▶ _AIM OF THE TASK_
Pull every line containing "JSON" out of the material below.

Source records
————
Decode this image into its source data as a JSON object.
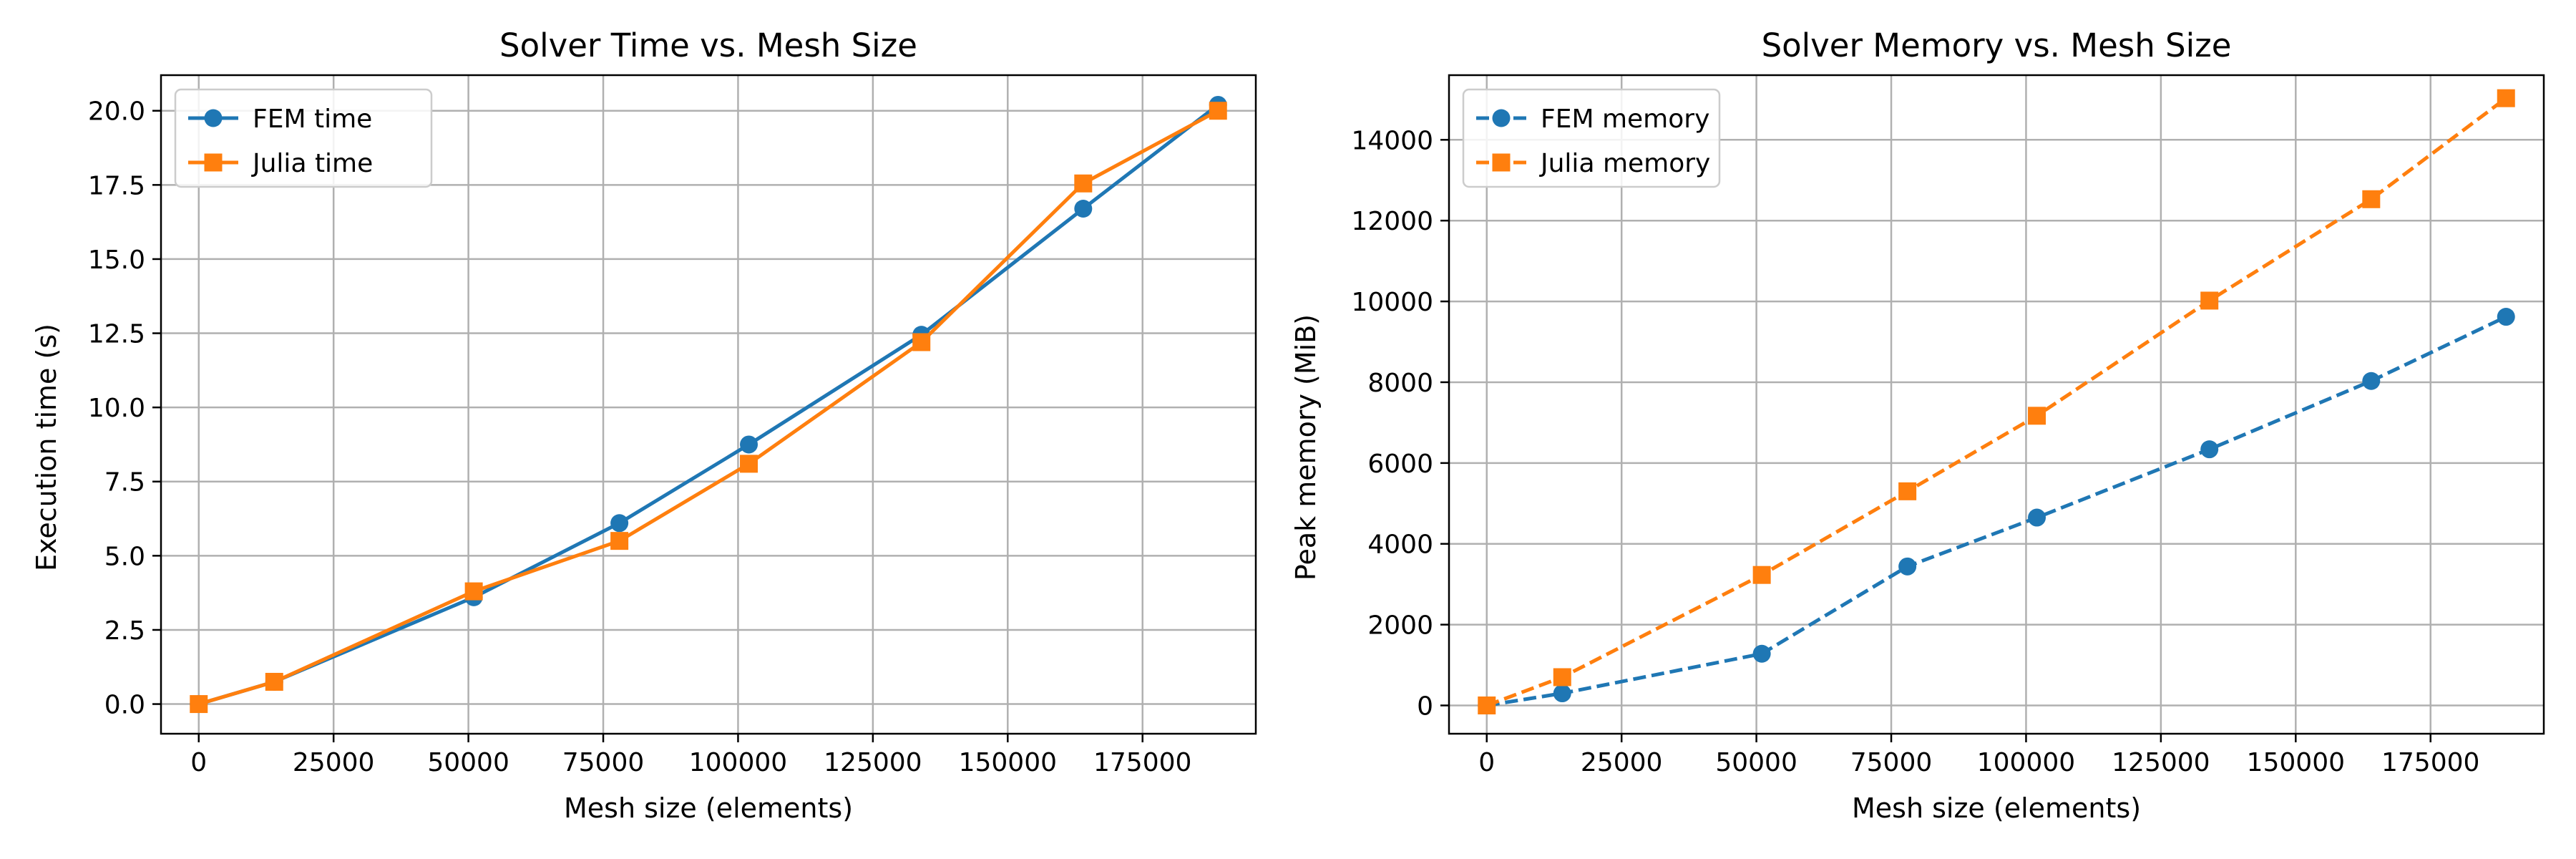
{
  "chart_data": [
    {
      "type": "line",
      "title": "Solver Time vs. Mesh Size",
      "xlabel": "Mesh size (elements)",
      "ylabel": "Execution time (s)",
      "xlim": [
        -7000,
        196000
      ],
      "ylim": [
        -1.0,
        21.2
      ],
      "xticks": [
        0,
        25000,
        50000,
        75000,
        100000,
        125000,
        150000,
        175000
      ],
      "xtick_labels": [
        "0",
        "25000",
        "50000",
        "75000",
        "100000",
        "125000",
        "150000",
        "175000"
      ],
      "yticks": [
        0,
        2.5,
        5,
        7.5,
        10,
        12.5,
        15,
        17.5,
        20
      ],
      "ytick_labels": [
        "0.0",
        "2.5",
        "5.0",
        "7.5",
        "10.0",
        "12.5",
        "15.0",
        "17.5",
        "20.0"
      ],
      "grid": true,
      "legend_position": "top-left",
      "series": [
        {
          "name": "FEM time",
          "color": "#1f77b4",
          "marker": "circle",
          "linestyle": "solid",
          "x": [
            0,
            14000,
            51000,
            78000,
            102000,
            134000,
            164000,
            189000
          ],
          "y": [
            0.0,
            0.75,
            3.6,
            6.1,
            8.75,
            12.45,
            16.7,
            20.2
          ]
        },
        {
          "name": "Julia time",
          "color": "#ff7f0e",
          "marker": "square",
          "linestyle": "solid",
          "x": [
            0,
            14000,
            51000,
            78000,
            102000,
            134000,
            164000,
            189000
          ],
          "y": [
            0.0,
            0.75,
            3.8,
            5.5,
            8.1,
            12.2,
            17.55,
            20.0
          ]
        }
      ]
    },
    {
      "type": "line",
      "title": "Solver Memory vs. Mesh Size",
      "xlabel": "Mesh size (elements)",
      "ylabel": "Peak memory (MiB)",
      "xlim": [
        -7000,
        196000
      ],
      "ylim": [
        -700,
        15600
      ],
      "xticks": [
        0,
        25000,
        50000,
        75000,
        100000,
        125000,
        150000,
        175000
      ],
      "xtick_labels": [
        "0",
        "25000",
        "50000",
        "75000",
        "100000",
        "125000",
        "150000",
        "175000"
      ],
      "yticks": [
        0,
        2000,
        4000,
        6000,
        8000,
        10000,
        12000,
        14000
      ],
      "ytick_labels": [
        "0",
        "2000",
        "4000",
        "6000",
        "8000",
        "10000",
        "12000",
        "14000"
      ],
      "grid": true,
      "legend_position": "top-left",
      "series": [
        {
          "name": "FEM memory",
          "color": "#1f77b4",
          "marker": "circle",
          "linestyle": "dashed",
          "x": [
            0,
            14000,
            51000,
            78000,
            102000,
            134000,
            164000,
            189000
          ],
          "y": [
            0,
            300,
            1280,
            3440,
            4650,
            6340,
            8030,
            9620
          ]
        },
        {
          "name": "Julia memory",
          "color": "#ff7f0e",
          "marker": "square",
          "linestyle": "dashed",
          "x": [
            0,
            14000,
            51000,
            78000,
            102000,
            134000,
            164000,
            189000
          ],
          "y": [
            0,
            700,
            3230,
            5300,
            7170,
            10020,
            12530,
            15030
          ]
        }
      ]
    }
  ]
}
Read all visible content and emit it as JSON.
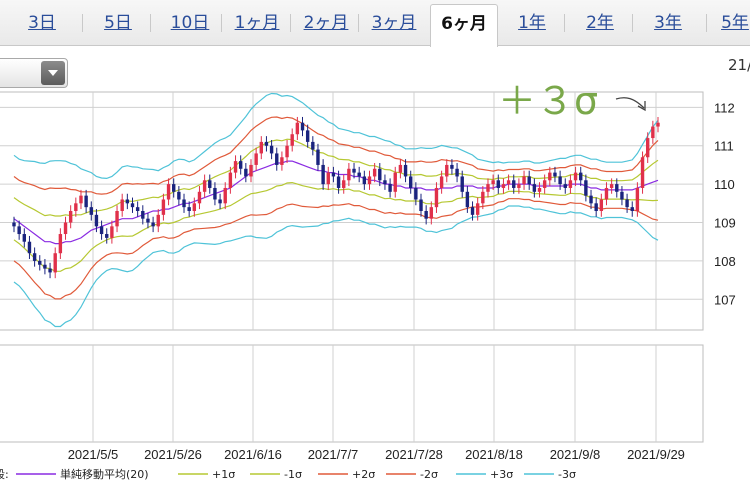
{
  "tabs": [
    {
      "label": "3日",
      "active": false
    },
    {
      "label": "5日",
      "active": false
    },
    {
      "label": "10日",
      "active": false
    },
    {
      "label": "1ヶ月",
      "active": false
    },
    {
      "label": "2ヶ月",
      "active": false
    },
    {
      "label": "3ヶ月",
      "active": false
    },
    {
      "label": "6ヶ月",
      "active": true
    },
    {
      "label": "1年",
      "active": false
    },
    {
      "label": "2年",
      "active": false
    },
    {
      "label": "3年",
      "active": false
    },
    {
      "label": "5年",
      "active": false
    }
  ],
  "dropdown_icon": "chevron-down-icon",
  "corner_label": "21/",
  "annotation": "＋３σ",
  "chart_data": {
    "type": "candlestick",
    "ylim": [
      106.2,
      112.4
    ],
    "yticks": [
      107,
      108,
      109,
      110,
      111,
      112
    ],
    "xtick_labels": [
      "2021/5/5",
      "2021/5/26",
      "2021/6/16",
      "2021/7/7",
      "2021/7/28",
      "2021/8/18",
      "2021/9/8",
      "2021/9/29"
    ],
    "grid": true,
    "legend": {
      "prefix": "段:",
      "items": [
        {
          "label": "単純移動平均(20)",
          "color": "#8a2be2"
        },
        {
          "label": "+1σ",
          "color": "#b6c832"
        },
        {
          "label": "-1σ",
          "color": "#b6c832"
        },
        {
          "label": "+2σ",
          "color": "#e05a3a"
        },
        {
          "label": "-2σ",
          "color": "#e05a3a"
        },
        {
          "label": "+3σ",
          "color": "#4fc3d8"
        },
        {
          "label": "-3σ",
          "color": "#4fc3d8"
        }
      ]
    },
    "up_color": "#e0304a",
    "down_color": "#1a237e",
    "close": [
      108.9,
      108.7,
      108.5,
      108.2,
      108.0,
      107.9,
      107.8,
      107.7,
      108.2,
      108.7,
      109.0,
      109.3,
      109.5,
      109.7,
      109.4,
      109.2,
      108.9,
      108.7,
      108.6,
      108.9,
      109.3,
      109.6,
      109.5,
      109.4,
      109.3,
      109.1,
      109.0,
      108.9,
      109.2,
      109.6,
      110.0,
      109.8,
      109.6,
      109.4,
      109.3,
      109.5,
      109.8,
      110.1,
      109.9,
      109.6,
      109.5,
      109.9,
      110.3,
      110.6,
      110.4,
      110.2,
      110.5,
      110.8,
      111.1,
      111.0,
      110.8,
      110.5,
      110.7,
      111.0,
      111.3,
      111.6,
      111.4,
      111.1,
      110.9,
      110.5,
      110.0,
      110.3,
      110.2,
      109.9,
      110.1,
      110.4,
      110.3,
      110.2,
      110.0,
      110.2,
      110.4,
      110.1,
      110.0,
      109.8,
      110.3,
      110.5,
      110.2,
      109.9,
      109.6,
      109.3,
      109.1,
      109.4,
      109.9,
      110.2,
      110.5,
      110.4,
      110.2,
      109.8,
      109.4,
      109.2,
      109.5,
      109.8,
      110.0,
      110.1,
      109.9,
      110.0,
      110.1,
      109.9,
      110.0,
      110.2,
      110.0,
      109.8,
      109.9,
      110.1,
      110.3,
      110.2,
      110.0,
      109.9,
      110.1,
      110.3,
      110.1,
      109.7,
      109.5,
      109.3,
      109.6,
      109.9,
      110.0,
      109.8,
      109.6,
      109.4,
      109.3,
      109.9,
      110.7,
      111.2,
      111.5,
      111.6
    ],
    "sma20": [
      109.1,
      109.0,
      108.9,
      108.8,
      108.7,
      108.6,
      108.5,
      108.5,
      108.45,
      108.45,
      108.5,
      108.5,
      108.55,
      108.6,
      108.7,
      108.8,
      108.85,
      108.9,
      108.95,
      109.0,
      109.05,
      109.1,
      109.1,
      109.1,
      109.15,
      109.2,
      109.25,
      109.3,
      109.3,
      109.35,
      109.35,
      109.4,
      109.45,
      109.5,
      109.5,
      109.55,
      109.6,
      109.65,
      109.7,
      109.75,
      109.8,
      109.85,
      109.9,
      110.0,
      110.1,
      110.2,
      110.3,
      110.35,
      110.4,
      110.45,
      110.5,
      110.55,
      110.55,
      110.6,
      110.6,
      110.55,
      110.5,
      110.45,
      110.4,
      110.35,
      110.35,
      110.3,
      110.3,
      110.25,
      110.25,
      110.25,
      110.2,
      110.2,
      110.15,
      110.1,
      110.1,
      110.05,
      110.0,
      110.0,
      109.95,
      109.95,
      109.9,
      109.9,
      109.9,
      109.9,
      109.85,
      109.85,
      109.85,
      109.9,
      109.9,
      109.9,
      109.95,
      109.95,
      109.95,
      109.95,
      109.9,
      109.9,
      109.9,
      109.9,
      109.95,
      109.95,
      110.0,
      110.0,
      110.0,
      110.0,
      110.0,
      109.95,
      109.95,
      109.95,
      109.95,
      109.95,
      109.95,
      109.95,
      110.0,
      110.0,
      110.0,
      109.95,
      109.9,
      109.9,
      109.85,
      109.85,
      109.85,
      109.85,
      109.85,
      109.85,
      109.85,
      109.9,
      109.95,
      110.0,
      110.05,
      110.1
    ],
    "sigma": [
      0.55,
      0.55,
      0.57,
      0.6,
      0.63,
      0.65,
      0.68,
      0.7,
      0.72,
      0.72,
      0.7,
      0.68,
      0.65,
      0.6,
      0.55,
      0.5,
      0.45,
      0.42,
      0.4,
      0.4,
      0.42,
      0.45,
      0.46,
      0.45,
      0.43,
      0.4,
      0.38,
      0.36,
      0.35,
      0.36,
      0.38,
      0.4,
      0.4,
      0.38,
      0.36,
      0.36,
      0.38,
      0.4,
      0.42,
      0.44,
      0.45,
      0.45,
      0.46,
      0.48,
      0.5,
      0.52,
      0.55,
      0.58,
      0.6,
      0.62,
      0.62,
      0.6,
      0.58,
      0.57,
      0.56,
      0.55,
      0.54,
      0.52,
      0.5,
      0.48,
      0.46,
      0.44,
      0.42,
      0.4,
      0.39,
      0.38,
      0.38,
      0.38,
      0.38,
      0.38,
      0.38,
      0.38,
      0.38,
      0.37,
      0.36,
      0.35,
      0.34,
      0.34,
      0.34,
      0.35,
      0.36,
      0.36,
      0.37,
      0.37,
      0.36,
      0.35,
      0.33,
      0.31,
      0.29,
      0.27,
      0.25,
      0.24,
      0.23,
      0.22,
      0.21,
      0.2,
      0.19,
      0.19,
      0.19,
      0.2,
      0.2,
      0.2,
      0.2,
      0.21,
      0.22,
      0.23,
      0.24,
      0.24,
      0.24,
      0.25,
      0.25,
      0.25,
      0.25,
      0.25,
      0.25,
      0.24,
      0.24,
      0.24,
      0.24,
      0.25,
      0.26,
      0.3,
      0.36,
      0.42,
      0.48,
      0.52
    ]
  }
}
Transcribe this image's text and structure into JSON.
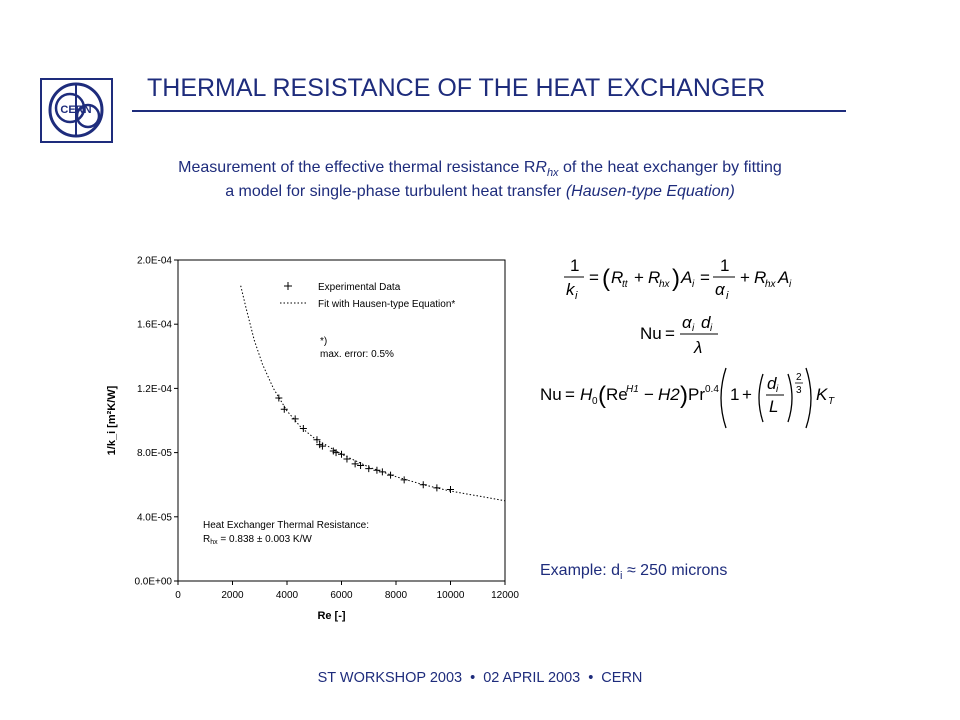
————
▶ _ANSWER FOR THIS EXERCISE_
Decode this image into its source data as a JSON object.
Read all visible content and emit it as JSON.
Transcribe this image's text and structure into JSON.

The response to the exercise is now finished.